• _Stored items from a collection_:

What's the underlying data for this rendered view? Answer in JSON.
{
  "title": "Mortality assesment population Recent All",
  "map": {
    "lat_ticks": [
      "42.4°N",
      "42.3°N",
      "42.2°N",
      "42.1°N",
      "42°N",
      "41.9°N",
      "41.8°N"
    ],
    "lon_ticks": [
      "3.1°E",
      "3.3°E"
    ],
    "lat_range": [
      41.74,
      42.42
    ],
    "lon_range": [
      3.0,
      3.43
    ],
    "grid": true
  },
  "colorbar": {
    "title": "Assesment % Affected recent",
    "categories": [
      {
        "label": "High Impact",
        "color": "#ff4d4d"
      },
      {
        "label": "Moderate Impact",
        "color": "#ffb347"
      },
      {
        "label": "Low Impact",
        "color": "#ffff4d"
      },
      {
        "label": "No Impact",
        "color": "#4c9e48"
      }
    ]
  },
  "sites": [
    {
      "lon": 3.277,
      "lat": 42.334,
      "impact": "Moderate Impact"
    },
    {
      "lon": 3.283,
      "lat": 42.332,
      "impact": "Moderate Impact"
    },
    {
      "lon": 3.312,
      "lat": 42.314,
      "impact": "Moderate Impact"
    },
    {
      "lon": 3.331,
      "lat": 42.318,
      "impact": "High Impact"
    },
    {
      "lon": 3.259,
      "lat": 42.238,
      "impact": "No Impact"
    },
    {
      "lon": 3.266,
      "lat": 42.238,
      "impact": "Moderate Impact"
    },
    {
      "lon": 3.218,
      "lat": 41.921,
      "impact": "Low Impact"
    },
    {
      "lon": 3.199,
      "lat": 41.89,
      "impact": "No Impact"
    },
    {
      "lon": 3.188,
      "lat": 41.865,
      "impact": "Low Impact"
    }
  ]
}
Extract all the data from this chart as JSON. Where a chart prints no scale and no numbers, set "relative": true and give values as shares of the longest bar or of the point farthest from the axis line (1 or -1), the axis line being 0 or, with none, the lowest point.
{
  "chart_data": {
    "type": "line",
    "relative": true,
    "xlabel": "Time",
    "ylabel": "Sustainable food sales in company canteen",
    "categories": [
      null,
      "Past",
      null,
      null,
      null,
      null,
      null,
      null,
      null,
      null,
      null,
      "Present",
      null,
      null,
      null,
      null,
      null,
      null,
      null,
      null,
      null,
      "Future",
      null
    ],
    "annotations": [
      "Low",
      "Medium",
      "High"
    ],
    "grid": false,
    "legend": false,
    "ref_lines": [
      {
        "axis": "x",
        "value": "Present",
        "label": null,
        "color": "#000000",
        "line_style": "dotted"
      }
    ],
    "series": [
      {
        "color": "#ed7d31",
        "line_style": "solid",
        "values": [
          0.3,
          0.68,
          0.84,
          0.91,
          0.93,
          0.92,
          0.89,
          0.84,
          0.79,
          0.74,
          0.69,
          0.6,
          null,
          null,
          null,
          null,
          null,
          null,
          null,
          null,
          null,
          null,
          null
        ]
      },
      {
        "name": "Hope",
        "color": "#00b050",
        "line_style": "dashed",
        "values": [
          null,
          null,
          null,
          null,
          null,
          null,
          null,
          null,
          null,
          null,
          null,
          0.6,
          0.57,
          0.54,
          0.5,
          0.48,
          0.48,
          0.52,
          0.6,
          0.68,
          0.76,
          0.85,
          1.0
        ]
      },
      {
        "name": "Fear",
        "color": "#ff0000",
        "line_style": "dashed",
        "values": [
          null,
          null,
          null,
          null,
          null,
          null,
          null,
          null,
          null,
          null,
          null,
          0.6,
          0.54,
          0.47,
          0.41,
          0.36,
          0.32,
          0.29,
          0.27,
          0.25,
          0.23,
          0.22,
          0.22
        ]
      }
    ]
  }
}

• _Exercise instructions_: Identify all lines where the word "axis" shows up. Copy them.

• _Right answer_:
Extract all the data from this chart as JSON. Where a chart prints no scale and no numbers, set "relative": true and give values as shares of the longest bar or of the point farthest from the axis line (1 or -1), the axis line being 0 or, with none, the lowest point.
        "axis": "x",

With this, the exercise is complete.